Your instructions
How many lines of the entries below include the word "average"? Answer with the number alone.

Records
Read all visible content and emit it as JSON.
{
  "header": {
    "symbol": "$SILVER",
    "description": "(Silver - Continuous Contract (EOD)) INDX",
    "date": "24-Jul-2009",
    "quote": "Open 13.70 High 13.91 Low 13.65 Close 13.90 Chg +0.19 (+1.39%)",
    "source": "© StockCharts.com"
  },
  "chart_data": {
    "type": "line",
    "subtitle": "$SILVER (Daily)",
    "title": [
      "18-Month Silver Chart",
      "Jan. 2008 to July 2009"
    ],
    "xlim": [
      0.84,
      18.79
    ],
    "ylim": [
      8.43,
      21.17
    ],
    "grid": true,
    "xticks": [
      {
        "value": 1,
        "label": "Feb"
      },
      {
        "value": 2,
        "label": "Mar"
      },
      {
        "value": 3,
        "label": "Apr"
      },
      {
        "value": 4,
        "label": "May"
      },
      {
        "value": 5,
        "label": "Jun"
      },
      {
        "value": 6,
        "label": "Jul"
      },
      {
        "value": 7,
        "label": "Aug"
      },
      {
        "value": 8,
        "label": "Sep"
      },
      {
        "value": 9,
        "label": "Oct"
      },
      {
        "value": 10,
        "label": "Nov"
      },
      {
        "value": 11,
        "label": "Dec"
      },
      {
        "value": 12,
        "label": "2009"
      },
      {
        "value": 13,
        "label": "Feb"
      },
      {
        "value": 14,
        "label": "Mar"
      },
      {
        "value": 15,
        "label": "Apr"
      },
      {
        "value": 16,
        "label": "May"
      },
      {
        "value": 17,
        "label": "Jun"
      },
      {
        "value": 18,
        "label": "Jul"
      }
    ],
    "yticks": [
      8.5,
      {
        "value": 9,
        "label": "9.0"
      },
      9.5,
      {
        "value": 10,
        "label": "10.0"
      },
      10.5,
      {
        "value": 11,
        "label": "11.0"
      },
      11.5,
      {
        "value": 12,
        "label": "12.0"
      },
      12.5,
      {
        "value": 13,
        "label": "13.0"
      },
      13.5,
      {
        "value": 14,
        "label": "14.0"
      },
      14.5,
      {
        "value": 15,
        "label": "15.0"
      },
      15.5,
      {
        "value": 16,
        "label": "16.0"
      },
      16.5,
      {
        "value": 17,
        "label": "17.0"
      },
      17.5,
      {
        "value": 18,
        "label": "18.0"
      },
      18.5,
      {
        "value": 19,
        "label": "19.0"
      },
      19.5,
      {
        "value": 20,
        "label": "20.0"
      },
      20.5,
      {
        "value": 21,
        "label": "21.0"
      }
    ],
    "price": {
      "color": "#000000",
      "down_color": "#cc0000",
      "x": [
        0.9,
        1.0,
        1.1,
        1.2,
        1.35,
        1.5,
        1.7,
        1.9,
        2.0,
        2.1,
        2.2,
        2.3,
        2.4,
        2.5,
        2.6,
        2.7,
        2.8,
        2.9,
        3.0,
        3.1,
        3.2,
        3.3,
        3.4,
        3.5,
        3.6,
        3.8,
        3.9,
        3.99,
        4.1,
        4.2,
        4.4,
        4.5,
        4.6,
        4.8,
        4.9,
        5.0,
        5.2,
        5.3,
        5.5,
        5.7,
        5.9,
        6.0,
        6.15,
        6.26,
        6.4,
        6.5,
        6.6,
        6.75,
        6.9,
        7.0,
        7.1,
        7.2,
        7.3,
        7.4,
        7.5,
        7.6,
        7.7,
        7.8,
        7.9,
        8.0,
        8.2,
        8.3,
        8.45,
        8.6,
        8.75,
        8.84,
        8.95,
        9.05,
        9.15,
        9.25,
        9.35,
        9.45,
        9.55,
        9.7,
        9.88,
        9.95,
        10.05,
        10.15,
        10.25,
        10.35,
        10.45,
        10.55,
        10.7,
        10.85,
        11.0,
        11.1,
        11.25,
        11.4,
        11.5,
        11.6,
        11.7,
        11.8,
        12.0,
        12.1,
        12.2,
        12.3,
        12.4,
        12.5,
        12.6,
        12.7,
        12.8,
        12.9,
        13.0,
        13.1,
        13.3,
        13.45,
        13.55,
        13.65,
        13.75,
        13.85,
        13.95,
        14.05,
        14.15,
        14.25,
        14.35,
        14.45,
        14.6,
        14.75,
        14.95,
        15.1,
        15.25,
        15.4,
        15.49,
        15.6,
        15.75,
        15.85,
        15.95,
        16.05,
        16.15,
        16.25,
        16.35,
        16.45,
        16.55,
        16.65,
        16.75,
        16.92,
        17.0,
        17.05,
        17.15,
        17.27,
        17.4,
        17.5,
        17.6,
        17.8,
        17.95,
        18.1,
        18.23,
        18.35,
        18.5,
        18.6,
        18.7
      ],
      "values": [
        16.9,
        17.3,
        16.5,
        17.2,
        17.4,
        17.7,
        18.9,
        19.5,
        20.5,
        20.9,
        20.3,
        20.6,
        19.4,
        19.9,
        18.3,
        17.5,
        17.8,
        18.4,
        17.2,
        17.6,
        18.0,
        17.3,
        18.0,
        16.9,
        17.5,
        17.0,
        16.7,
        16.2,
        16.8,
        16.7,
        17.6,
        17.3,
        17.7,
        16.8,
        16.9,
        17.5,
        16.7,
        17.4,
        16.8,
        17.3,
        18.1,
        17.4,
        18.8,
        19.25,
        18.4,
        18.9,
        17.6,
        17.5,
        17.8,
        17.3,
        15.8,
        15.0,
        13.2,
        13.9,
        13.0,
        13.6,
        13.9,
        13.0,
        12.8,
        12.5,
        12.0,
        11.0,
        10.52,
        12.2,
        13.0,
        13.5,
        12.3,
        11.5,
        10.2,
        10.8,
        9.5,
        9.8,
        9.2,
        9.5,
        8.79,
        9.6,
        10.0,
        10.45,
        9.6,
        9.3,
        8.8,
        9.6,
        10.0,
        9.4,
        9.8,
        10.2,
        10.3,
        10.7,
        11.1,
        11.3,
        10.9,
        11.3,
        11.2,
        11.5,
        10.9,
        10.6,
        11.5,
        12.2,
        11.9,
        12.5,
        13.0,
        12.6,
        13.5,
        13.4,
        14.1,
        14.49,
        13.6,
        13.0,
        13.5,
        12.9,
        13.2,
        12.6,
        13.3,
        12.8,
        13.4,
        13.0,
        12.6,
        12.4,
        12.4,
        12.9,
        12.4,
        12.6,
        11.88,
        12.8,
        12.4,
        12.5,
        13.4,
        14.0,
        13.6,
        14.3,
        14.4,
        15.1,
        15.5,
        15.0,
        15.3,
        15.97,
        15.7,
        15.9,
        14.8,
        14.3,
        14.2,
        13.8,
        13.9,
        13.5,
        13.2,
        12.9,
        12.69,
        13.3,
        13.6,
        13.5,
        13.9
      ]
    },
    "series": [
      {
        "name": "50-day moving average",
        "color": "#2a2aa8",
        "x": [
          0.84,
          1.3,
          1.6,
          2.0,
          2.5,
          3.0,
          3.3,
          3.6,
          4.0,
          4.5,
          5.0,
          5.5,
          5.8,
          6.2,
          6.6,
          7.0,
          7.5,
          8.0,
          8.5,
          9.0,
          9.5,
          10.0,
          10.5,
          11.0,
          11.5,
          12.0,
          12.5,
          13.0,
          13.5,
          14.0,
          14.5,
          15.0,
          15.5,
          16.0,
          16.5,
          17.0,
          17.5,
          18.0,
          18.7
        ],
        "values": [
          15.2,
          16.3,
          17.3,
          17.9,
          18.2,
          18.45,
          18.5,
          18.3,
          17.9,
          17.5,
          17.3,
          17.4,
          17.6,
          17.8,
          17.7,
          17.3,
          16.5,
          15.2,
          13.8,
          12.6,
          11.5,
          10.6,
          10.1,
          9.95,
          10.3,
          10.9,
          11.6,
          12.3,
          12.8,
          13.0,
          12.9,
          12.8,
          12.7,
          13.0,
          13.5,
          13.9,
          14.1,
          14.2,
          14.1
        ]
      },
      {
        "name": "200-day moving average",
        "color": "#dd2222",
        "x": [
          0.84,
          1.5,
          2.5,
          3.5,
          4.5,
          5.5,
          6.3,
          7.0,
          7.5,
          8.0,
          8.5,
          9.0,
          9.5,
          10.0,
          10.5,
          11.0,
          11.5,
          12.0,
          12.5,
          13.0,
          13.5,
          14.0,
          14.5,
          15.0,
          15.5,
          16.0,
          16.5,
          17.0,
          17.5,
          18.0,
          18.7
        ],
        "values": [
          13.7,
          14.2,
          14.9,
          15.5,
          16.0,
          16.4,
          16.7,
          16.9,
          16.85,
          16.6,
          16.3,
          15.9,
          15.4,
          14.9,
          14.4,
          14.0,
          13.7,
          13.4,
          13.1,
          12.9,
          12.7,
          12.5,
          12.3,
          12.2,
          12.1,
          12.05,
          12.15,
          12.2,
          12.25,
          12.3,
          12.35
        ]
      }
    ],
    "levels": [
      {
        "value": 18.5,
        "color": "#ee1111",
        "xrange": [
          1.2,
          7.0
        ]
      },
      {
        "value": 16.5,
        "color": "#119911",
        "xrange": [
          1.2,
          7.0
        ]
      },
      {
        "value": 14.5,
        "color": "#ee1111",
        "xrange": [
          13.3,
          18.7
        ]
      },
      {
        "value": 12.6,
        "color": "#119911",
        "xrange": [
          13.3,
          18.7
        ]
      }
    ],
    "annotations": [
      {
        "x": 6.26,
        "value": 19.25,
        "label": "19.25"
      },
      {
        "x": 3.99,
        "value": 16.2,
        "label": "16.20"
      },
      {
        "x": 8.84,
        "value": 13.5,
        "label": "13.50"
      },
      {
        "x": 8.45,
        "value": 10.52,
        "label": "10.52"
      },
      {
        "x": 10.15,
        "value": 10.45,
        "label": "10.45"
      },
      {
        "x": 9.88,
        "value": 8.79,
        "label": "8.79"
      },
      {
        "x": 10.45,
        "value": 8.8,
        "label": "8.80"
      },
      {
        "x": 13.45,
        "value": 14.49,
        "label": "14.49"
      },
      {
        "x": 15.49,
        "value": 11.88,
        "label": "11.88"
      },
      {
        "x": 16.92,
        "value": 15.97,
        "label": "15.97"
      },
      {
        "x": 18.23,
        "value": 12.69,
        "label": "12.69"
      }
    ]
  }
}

Solution to this problem
2